TASK REQUIREMENTS >> Your task is to output all the records below, word for word.
============
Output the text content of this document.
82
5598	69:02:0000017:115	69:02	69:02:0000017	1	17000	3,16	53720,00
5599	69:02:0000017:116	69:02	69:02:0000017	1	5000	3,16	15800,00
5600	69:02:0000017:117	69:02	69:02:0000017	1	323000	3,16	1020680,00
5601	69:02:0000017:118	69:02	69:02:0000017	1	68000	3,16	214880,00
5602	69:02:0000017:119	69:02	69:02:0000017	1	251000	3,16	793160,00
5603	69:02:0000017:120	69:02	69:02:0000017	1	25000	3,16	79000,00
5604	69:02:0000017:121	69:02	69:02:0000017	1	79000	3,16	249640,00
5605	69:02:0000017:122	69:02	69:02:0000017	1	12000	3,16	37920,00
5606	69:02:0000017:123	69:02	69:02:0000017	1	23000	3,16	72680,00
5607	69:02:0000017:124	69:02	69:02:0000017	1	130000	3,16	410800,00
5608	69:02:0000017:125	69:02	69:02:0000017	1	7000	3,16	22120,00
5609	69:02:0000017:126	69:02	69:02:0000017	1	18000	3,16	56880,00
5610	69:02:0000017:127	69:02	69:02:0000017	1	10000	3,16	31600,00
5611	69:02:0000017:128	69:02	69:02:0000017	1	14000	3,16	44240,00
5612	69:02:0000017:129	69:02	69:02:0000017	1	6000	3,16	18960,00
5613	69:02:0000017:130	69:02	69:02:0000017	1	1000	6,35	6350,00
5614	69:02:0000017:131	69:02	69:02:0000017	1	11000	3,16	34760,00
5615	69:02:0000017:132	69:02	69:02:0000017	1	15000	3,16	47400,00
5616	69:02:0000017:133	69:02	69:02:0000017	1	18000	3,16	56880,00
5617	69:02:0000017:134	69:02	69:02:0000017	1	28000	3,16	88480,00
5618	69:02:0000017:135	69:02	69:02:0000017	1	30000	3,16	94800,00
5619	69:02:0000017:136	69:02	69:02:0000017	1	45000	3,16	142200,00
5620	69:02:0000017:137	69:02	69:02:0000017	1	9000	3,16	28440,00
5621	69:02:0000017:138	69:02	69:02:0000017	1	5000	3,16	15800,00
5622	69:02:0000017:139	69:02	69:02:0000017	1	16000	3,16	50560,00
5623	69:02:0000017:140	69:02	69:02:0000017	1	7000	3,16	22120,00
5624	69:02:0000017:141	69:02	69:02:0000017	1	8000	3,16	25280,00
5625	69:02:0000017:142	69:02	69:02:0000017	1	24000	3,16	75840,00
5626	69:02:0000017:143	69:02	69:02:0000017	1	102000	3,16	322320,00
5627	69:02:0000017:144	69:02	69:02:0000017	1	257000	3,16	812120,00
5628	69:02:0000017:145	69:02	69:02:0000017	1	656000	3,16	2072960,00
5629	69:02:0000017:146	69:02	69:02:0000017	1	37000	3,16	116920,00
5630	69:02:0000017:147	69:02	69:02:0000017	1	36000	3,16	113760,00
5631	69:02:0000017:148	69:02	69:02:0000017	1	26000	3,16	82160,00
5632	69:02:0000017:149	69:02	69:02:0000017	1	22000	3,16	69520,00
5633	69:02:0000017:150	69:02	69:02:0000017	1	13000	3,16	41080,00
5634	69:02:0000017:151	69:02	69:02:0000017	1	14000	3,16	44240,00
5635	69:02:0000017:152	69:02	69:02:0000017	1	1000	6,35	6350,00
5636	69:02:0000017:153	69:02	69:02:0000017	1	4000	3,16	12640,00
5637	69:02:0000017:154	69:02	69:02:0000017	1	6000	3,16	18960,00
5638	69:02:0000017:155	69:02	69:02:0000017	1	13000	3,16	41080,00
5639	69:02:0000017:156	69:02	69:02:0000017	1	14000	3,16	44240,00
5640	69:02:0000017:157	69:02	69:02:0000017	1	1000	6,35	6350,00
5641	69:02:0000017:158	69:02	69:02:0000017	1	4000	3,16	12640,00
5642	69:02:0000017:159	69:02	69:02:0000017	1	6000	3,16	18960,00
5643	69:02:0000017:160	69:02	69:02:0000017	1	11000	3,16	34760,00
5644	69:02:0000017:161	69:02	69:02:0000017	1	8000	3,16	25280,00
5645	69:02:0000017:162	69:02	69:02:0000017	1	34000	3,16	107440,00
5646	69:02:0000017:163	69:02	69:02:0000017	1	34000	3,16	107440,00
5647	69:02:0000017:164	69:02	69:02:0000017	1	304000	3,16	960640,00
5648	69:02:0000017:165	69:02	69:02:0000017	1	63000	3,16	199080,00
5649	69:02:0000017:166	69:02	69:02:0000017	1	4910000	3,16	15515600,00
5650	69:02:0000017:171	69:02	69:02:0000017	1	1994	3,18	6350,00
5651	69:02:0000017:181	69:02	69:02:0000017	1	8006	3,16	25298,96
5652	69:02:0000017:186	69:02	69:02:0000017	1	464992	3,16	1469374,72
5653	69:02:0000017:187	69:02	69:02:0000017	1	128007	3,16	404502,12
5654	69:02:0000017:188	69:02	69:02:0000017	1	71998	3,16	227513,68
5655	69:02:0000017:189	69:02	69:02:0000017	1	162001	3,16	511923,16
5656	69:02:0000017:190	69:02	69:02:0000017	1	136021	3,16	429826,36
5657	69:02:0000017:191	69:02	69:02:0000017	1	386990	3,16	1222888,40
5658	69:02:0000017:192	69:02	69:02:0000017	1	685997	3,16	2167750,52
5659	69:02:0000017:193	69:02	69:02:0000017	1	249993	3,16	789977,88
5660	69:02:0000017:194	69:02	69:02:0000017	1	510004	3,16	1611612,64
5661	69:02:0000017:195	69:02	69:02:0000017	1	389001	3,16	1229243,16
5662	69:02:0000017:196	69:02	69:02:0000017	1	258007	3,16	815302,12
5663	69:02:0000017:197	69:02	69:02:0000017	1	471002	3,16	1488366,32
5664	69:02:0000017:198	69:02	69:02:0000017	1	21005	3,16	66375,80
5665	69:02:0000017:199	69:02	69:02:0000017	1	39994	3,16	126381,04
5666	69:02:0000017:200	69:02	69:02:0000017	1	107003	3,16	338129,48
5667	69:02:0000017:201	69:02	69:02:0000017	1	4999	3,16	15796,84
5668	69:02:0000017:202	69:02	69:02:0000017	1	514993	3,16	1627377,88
============
ANSWER BELOW >>
Output the text content of this document.
82
5598	69:02:0000017:115	69:02	69:02:0000017	1	17000	3,16	53720,00
5599	69:02:0000017:116	69:02	69:02:0000017	1	5000	3,16	15800,00
5600	69:02:0000017:117	69:02	69:02:0000017	1	323000	3,16	1020680,00
5601	69:02:0000017:118	69:02	69:02:0000017	1	68000	3,16	214880,00
5602	69:02:0000017:119	69:02	69:02:0000017	1	251000	3,16	793160,00
5603	69:02:0000017:120	69:02	69:02:0000017	1	25000	3,16	79000,00
5604	69:02:0000017:121	69:02	69:02:0000017	1	79000	3,16	249640,00
5605	69:02:0000017:122	69:02	69:02:0000017	1	12000	3,16	37920,00
5606	69:02:0000017:123	69:02	69:02:0000017	1	23000	3,16	72680,00
5607	69:02:0000017:124	69:02	69:02:0000017	1	130000	3,16	410800,00
5608	69:02:0000017:125	69:02	69:02:0000017	1	7000	3,16	22120,00
5609	69:02:0000017:126	69:02	69:02:0000017	1	18000	3,16	56880,00
5610	69:02:0000017:127	69:02	69:02:0000017	1	10000	3,16	31600,00
5611	69:02:0000017:128	69:02	69:02:0000017	1	14000	3,16	44240,00
5612	69:02:0000017:129	69:02	69:02:0000017	1	6000	3,16	18960,00
5613	69:02:0000017:130	69:02	69:02:0000017	1	1000	6,35	6350,00
5614	69:02:0000017:131	69:02	69:02:0000017	1	11000	3,16	34760,00
5615	69:02:0000017:132	69:02	69:02:0000017	1	15000	3,16	47400,00
5616	69:02:0000017:133	69:02	69:02:0000017	1	18000	3,16	56880,00
5617	69:02:0000017:134	69:02	69:02:0000017	1	28000	3,16	88480,00
5618	69:02:0000017:135	69:02	69:02:0000017	1	30000	3,16	94800,00
5619	69:02:0000017:136	69:02	69:02:0000017	1	45000	3,16	142200,00
5620	69:02:0000017:137	69:02	69:02:0000017	1	9000	3,16	28440,00
5621	69:02:0000017:138	69:02	69:02:0000017	1	5000	3,16	15800,00
5622	69:02:0000017:139	69:02	69:02:0000017	1	16000	3,16	50560,00
5623	69:02:0000017:140	69:02	69:02:0000017	1	7000	3,16	22120,00
5624	69:02:0000017:141	69:02	69:02:0000017	1	8000	3,16	25280,00
5625	69:02:0000017:142	69:02	69:02:0000017	1	24000	3,16	75840,00
5626	69:02:0000017:143	69:02	69:02:0000017	1	102000	3,16	322320,00
5627	69:02:0000017:144	69:02	69:02:0000017	1	257000	3,16	812120,00
5628	69:02:0000017:145	69:02	69:02:0000017	1	656000	3,16	2072960,00
5629	69:02:0000017:146	69:02	69:02:0000017	1	37000	3,16	116920,00
5630	69:02:0000017:147	69:02	69:02:0000017	1	36000	3,16	113760,00
5631	69:02:0000017:148	69:02	69:02:0000017	1	26000	3,16	82160,00
5632	69:02:0000017:149	69:02	69:02:0000017	1	22000	3,16	69520,00
5633	69:02:0000017:150	69:02	69:02:0000017	1	13000	3,16	41080,00
5634	69:02:0000017:151	69:02	69:02:0000017	1	14000	3,16	44240,00
5635	69:02:0000017:152	69:02	69:02:0000017	1	1000	6,35	6350,00
5636	69:02:0000017:153	69:02	69:02:0000017	1	4000	3,16	12640,00
5637	69:02:0000017:154	69:02	69:02:0000017	1	6000	3,16	18960,00
5638	69:02:0000017:155	69:02	69:02:0000017	1	13000	3,16	41080,00
5639	69:02:0000017:156	69:02	69:02:0000017	1	14000	3,16	44240,00
5640	69:02:0000017:157	69:02	69:02:0000017	1	1000	6,35	6350,00
5641	69:02:0000017:158	69:02	69:02:0000017	1	4000	3,16	12640,00
5642	69:02:0000017:159	69:02	69:02:0000017	1	6000	3,16	18960,00
5643	69:02:0000017:160	69:02	69:02:0000017	1	11000	3,16	34760,00
5644	69:02:0000017:161	69:02	69:02:0000017	1	8000	3,16	25280,00
5645	69:02:0000017:162	69:02	69:02:0000017	1	34000	3,16	107440,00
5646	69:02:0000017:163	69:02	69:02:0000017	1	34000	3,16	107440,00
5647	69:02:0000017:164	69:02	69:02:0000017	1	304000	3,16	960640,00
5648	69:02:0000017:165	69:02	69:02:0000017	1	63000	3,16	199080,00
5649	69:02:0000017:166	69:02	69:02:0000017	1	4910000	3,16	15515600,00
5650	69:02:0000017:171	69:02	69:02:0000017	1	1994	3,18	6350,00
5651	69:02:0000017:181	69:02	69:02:0000017	1	8006	3,16	25298,96
5652	69:02:0000017:186	69:02	69:02:0000017	1	464992	3,16	1469374,72
5653	69:02:0000017:187	69:02	69:02:0000017	1	128007	3,16	404502,12
5654	69:02:0000017:188	69:02	69:02:0000017	1	71998	3,16	227513,68
5655	69:02:0000017:189	69:02	69:02:0000017	1	162001	3,16	511923,16
5656	69:02:0000017:190	69:02	69:02:0000017	1	136021	3,16	429826,36
5657	69:02:0000017:191	69:02	69:02:0000017	1	386990	3,16	1222888,40
5658	69:02:0000017:192	69:02	69:02:0000017	1	685997	3,16	2167750,52
5659	69:02:0000017:193	69:02	69:02:0000017	1	249993	3,16	789977,88
5660	69:02:0000017:194	69:02	69:02:0000017	1	510004	3,16	1611612,64
5661	69:02:0000017:195	69:02	69:02:0000017	1	389001	3,16	1229243,16
5662	69:02:0000017:196	69:02	69:02:0000017	1	258007	3,16	815302,12
5663	69:02:0000017:197	69:02	69:02:0000017	1	471002	3,16	1488366,32
5664	69:02:0000017:198	69:02	69:02:0000017	1	21005	3,16	66375,80
5665	69:02:0000017:199	69:02	69:02:0000017	1	39994	3,16	126381,04
5666	69:02:0000017:200	69:02	69:02:0000017	1	107003	3,16	338129,48
5667	69:02:0000017:201	69:02	69:02:0000017	1	4999	3,16	15796,84
5668	69:02:0000017:202	69:02	69:02:0000017	1	514993	3,16	1627377,88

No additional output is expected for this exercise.